[Collected data]

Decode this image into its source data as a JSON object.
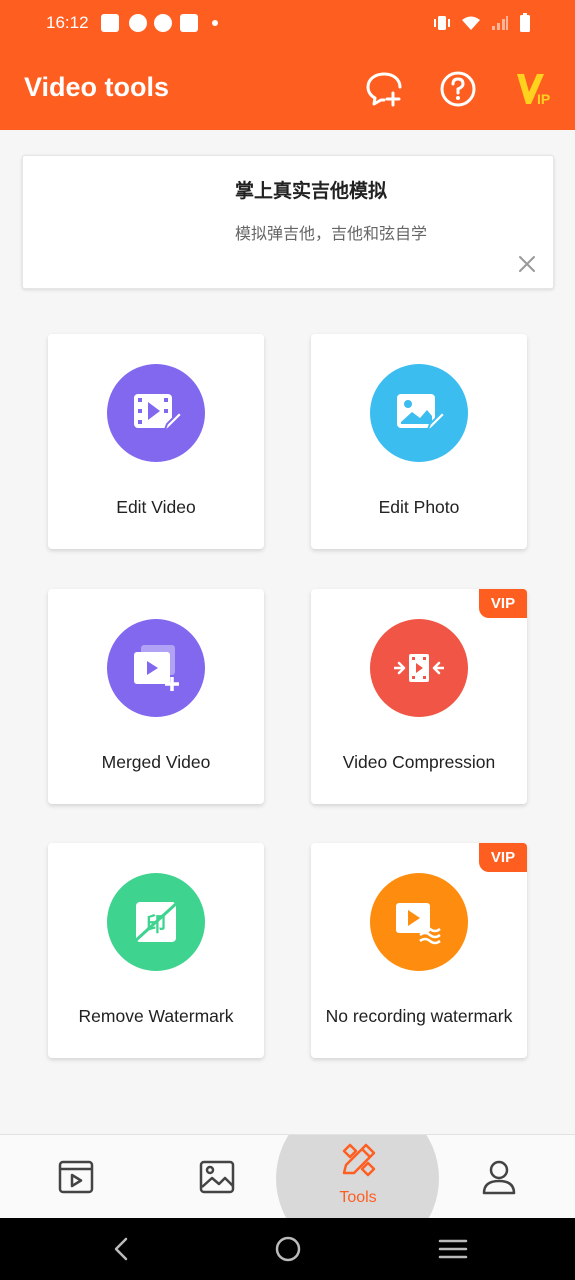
{
  "status_bar": {
    "time": "16:12",
    "icons": [
      "mail-icon",
      "gauge-icon",
      "gauge-icon",
      "mail-icon",
      "dot-icon",
      "vibrate-icon",
      "wifi-icon",
      "signal-icon",
      "battery-icon"
    ]
  },
  "app_bar": {
    "title": "Video tools",
    "icons": [
      "add-chat-icon",
      "help-icon",
      "vip-icon"
    ],
    "vip_text": "IP"
  },
  "ad": {
    "title": "掌上真实吉他模拟",
    "subtitle": "模拟弹吉他，吉他和弦自学"
  },
  "tools": [
    {
      "label": "Edit Video",
      "icon": "edit-video-icon",
      "color": "#8168ee",
      "vip": false
    },
    {
      "label": "Edit Photo",
      "icon": "edit-photo-icon",
      "color": "#3bbdf0",
      "vip": false
    },
    {
      "label": "Merged Video",
      "icon": "merge-video-icon",
      "color": "#8168ee",
      "vip": false
    },
    {
      "label": "Video Compression",
      "icon": "compress-video-icon",
      "color": "#f05545",
      "vip": true,
      "vip_label": "VIP"
    },
    {
      "label": "Remove Watermark",
      "icon": "remove-watermark-icon",
      "color": "#3ed38f",
      "vip": false
    },
    {
      "label": "No recording watermark",
      "icon": "no-watermark-icon",
      "color": "#fe8c0e",
      "vip": true,
      "vip_label": "VIP"
    }
  ],
  "bottom_nav": {
    "items": [
      {
        "name": "videos",
        "icon": "video-list-icon"
      },
      {
        "name": "photos",
        "icon": "image-icon"
      },
      {
        "name": "tools",
        "icon": "tools-icon",
        "label": "Tools",
        "active": true
      },
      {
        "name": "profile",
        "icon": "person-icon"
      }
    ]
  },
  "system_nav": [
    "back-icon",
    "home-icon",
    "recents-icon"
  ],
  "colors": {
    "accent": "#ff5e21",
    "background": "#f6f6f6"
  }
}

> [WHAT YOU WILL DO]: Write the records above out again exactly, with no pictures in your copy.

> [PROBLEM SOLUTION]:
Decode this image into its source data as a JSON object.
{
  "status_bar": {
    "time": "16:12",
    "icons": [
      "mail-icon",
      "gauge-icon",
      "gauge-icon",
      "mail-icon",
      "dot-icon",
      "vibrate-icon",
      "wifi-icon",
      "signal-icon",
      "battery-icon"
    ]
  },
  "app_bar": {
    "title": "Video tools",
    "icons": [
      "add-chat-icon",
      "help-icon",
      "vip-icon"
    ],
    "vip_text": "IP"
  },
  "ad": {
    "title": "掌上真实吉他模拟",
    "subtitle": "模拟弹吉他，吉他和弦自学"
  },
  "tools": [
    {
      "label": "Edit Video",
      "icon": "edit-video-icon",
      "color": "#8168ee",
      "vip": false
    },
    {
      "label": "Edit Photo",
      "icon": "edit-photo-icon",
      "color": "#3bbdf0",
      "vip": false
    },
    {
      "label": "Merged Video",
      "icon": "merge-video-icon",
      "color": "#8168ee",
      "vip": false
    },
    {
      "label": "Video Compression",
      "icon": "compress-video-icon",
      "color": "#f05545",
      "vip": true,
      "vip_label": "VIP"
    },
    {
      "label": "Remove Watermark",
      "icon": "remove-watermark-icon",
      "color": "#3ed38f",
      "vip": false
    },
    {
      "label": "No recording watermark",
      "icon": "no-watermark-icon",
      "color": "#fe8c0e",
      "vip": true,
      "vip_label": "VIP"
    }
  ],
  "bottom_nav": {
    "items": [
      {
        "name": "videos",
        "icon": "video-list-icon"
      },
      {
        "name": "photos",
        "icon": "image-icon"
      },
      {
        "name": "tools",
        "icon": "tools-icon",
        "label": "Tools",
        "active": true
      },
      {
        "name": "profile",
        "icon": "person-icon"
      }
    ]
  },
  "system_nav": [
    "back-icon",
    "home-icon",
    "recents-icon"
  ],
  "colors": {
    "accent": "#ff5e21",
    "background": "#f6f6f6"
  }
}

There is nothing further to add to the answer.